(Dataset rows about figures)
##############################
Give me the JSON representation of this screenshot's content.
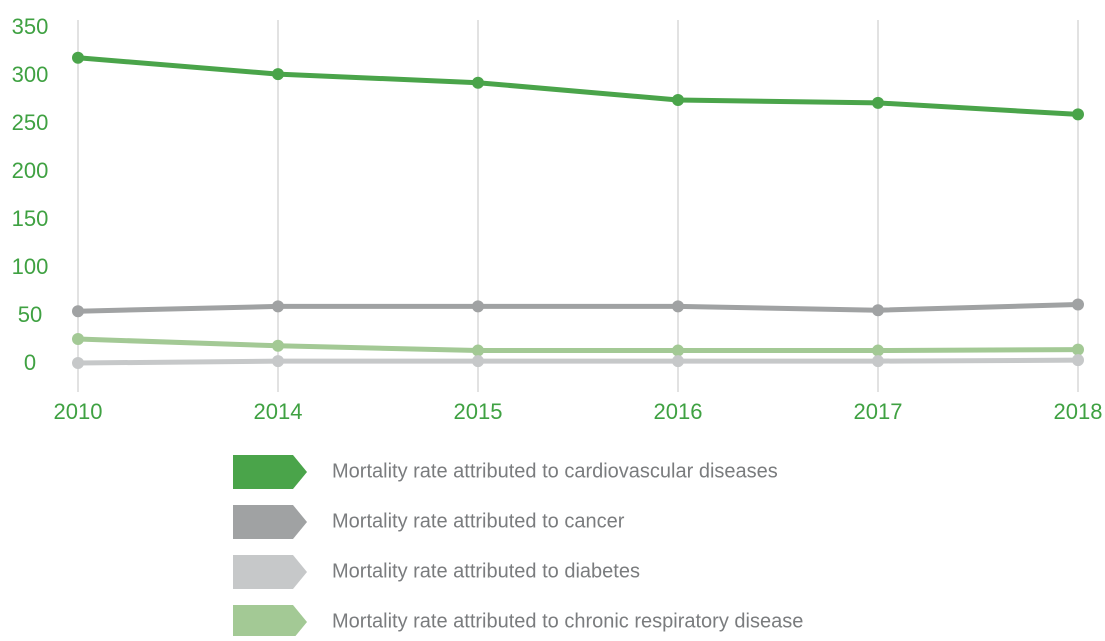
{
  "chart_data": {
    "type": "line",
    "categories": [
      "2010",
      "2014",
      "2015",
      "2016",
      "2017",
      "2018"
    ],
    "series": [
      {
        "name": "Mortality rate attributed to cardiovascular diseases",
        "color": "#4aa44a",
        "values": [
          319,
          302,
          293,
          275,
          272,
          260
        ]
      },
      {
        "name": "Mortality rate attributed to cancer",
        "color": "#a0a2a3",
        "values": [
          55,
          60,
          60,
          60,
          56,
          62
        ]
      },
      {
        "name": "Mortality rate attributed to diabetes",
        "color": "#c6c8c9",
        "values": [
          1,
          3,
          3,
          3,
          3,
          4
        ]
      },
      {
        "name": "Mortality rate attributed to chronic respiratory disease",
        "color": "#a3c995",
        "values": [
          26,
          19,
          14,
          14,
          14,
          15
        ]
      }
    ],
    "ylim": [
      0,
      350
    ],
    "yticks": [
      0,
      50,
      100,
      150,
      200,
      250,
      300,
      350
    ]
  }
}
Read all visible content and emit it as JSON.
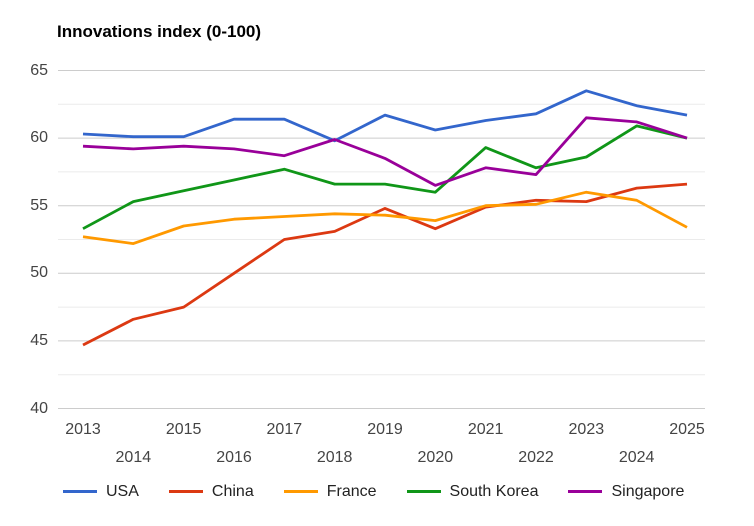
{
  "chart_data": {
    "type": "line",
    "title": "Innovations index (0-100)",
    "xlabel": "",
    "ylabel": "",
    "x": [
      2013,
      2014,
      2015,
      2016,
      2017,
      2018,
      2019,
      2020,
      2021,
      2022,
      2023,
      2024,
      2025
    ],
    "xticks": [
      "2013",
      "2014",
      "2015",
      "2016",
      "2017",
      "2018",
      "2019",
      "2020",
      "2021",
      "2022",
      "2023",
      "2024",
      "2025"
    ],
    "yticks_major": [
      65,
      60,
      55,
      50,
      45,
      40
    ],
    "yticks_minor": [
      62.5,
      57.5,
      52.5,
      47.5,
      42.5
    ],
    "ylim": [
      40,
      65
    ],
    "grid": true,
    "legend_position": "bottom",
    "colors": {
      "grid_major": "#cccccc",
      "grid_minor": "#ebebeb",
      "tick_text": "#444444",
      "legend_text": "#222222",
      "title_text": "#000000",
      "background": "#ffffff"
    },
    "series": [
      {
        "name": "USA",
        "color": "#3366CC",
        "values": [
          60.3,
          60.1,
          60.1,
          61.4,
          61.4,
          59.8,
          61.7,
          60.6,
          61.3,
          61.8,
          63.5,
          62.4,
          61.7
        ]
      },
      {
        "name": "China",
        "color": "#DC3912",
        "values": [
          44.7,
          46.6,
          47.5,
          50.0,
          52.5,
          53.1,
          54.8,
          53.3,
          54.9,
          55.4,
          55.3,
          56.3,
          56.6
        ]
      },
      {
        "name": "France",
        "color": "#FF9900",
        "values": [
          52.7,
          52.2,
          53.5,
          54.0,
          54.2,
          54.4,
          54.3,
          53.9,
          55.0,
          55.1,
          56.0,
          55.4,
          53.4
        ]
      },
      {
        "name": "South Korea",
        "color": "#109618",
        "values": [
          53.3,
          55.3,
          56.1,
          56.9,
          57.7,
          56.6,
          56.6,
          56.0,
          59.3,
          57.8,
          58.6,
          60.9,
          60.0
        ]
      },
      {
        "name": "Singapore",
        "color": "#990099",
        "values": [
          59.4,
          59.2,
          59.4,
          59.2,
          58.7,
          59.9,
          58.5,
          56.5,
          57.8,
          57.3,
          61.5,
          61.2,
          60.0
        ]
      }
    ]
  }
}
##############################
__What is expected__.
Repeat all of the records verbatim, leaving out the pictures.

__Task response__.
Give me the JSON representation of this screenshot's content.
{
  "chart_data": {
    "type": "line",
    "categories": [
      "2010",
      "2014",
      "2015",
      "2016",
      "2017",
      "2018"
    ],
    "series": [
      {
        "name": "Mortality rate attributed to cardiovascular diseases",
        "color": "#4aa44a",
        "values": [
          319,
          302,
          293,
          275,
          272,
          260
        ]
      },
      {
        "name": "Mortality rate attributed to cancer",
        "color": "#a0a2a3",
        "values": [
          55,
          60,
          60,
          60,
          56,
          62
        ]
      },
      {
        "name": "Mortality rate attributed to diabetes",
        "color": "#c6c8c9",
        "values": [
          1,
          3,
          3,
          3,
          3,
          4
        ]
      },
      {
        "name": "Mortality rate attributed to chronic respiratory disease",
        "color": "#a3c995",
        "values": [
          26,
          19,
          14,
          14,
          14,
          15
        ]
      }
    ],
    "ylim": [
      0,
      350
    ],
    "yticks": [
      0,
      50,
      100,
      150,
      200,
      250,
      300,
      350
    ]
  }
}
Read all visible content and emit it as JSON.
{
  "chart_data": {
    "type": "line",
    "title": "Innovations index (0-100)",
    "xlabel": "",
    "ylabel": "",
    "x": [
      2013,
      2014,
      2015,
      2016,
      2017,
      2018,
      2019,
      2020,
      2021,
      2022,
      2023,
      2024,
      2025
    ],
    "xticks": [
      "2013",
      "2014",
      "2015",
      "2016",
      "2017",
      "2018",
      "2019",
      "2020",
      "2021",
      "2022",
      "2023",
      "2024",
      "2025"
    ],
    "yticks_major": [
      65,
      60,
      55,
      50,
      45,
      40
    ],
    "yticks_minor": [
      62.5,
      57.5,
      52.5,
      47.5,
      42.5
    ],
    "ylim": [
      40,
      65
    ],
    "grid": true,
    "legend_position": "bottom",
    "colors": {
      "grid_major": "#cccccc",
      "grid_minor": "#ebebeb",
      "tick_text": "#444444",
      "legend_text": "#222222",
      "title_text": "#000000",
      "background": "#ffffff"
    },
    "series": [
      {
        "name": "USA",
        "color": "#3366CC",
        "values": [
          60.3,
          60.1,
          60.1,
          61.4,
          61.4,
          59.8,
          61.7,
          60.6,
          61.3,
          61.8,
          63.5,
          62.4,
          61.7
        ]
      },
      {
        "name": "China",
        "color": "#DC3912",
        "values": [
          44.7,
          46.6,
          47.5,
          50.0,
          52.5,
          53.1,
          54.8,
          53.3,
          54.9,
          55.4,
          55.3,
          56.3,
          56.6
        ]
      },
      {
        "name": "France",
        "color": "#FF9900",
        "values": [
          52.7,
          52.2,
          53.5,
          54.0,
          54.2,
          54.4,
          54.3,
          53.9,
          55.0,
          55.1,
          56.0,
          55.4,
          53.4
        ]
      },
      {
        "name": "South Korea",
        "color": "#109618",
        "values": [
          53.3,
          55.3,
          56.1,
          56.9,
          57.7,
          56.6,
          56.6,
          56.0,
          59.3,
          57.8,
          58.6,
          60.9,
          60.0
        ]
      },
      {
        "name": "Singapore",
        "color": "#990099",
        "values": [
          59.4,
          59.2,
          59.4,
          59.2,
          58.7,
          59.9,
          58.5,
          56.5,
          57.8,
          57.3,
          61.5,
          61.2,
          60.0
        ]
      }
    ]
  }
}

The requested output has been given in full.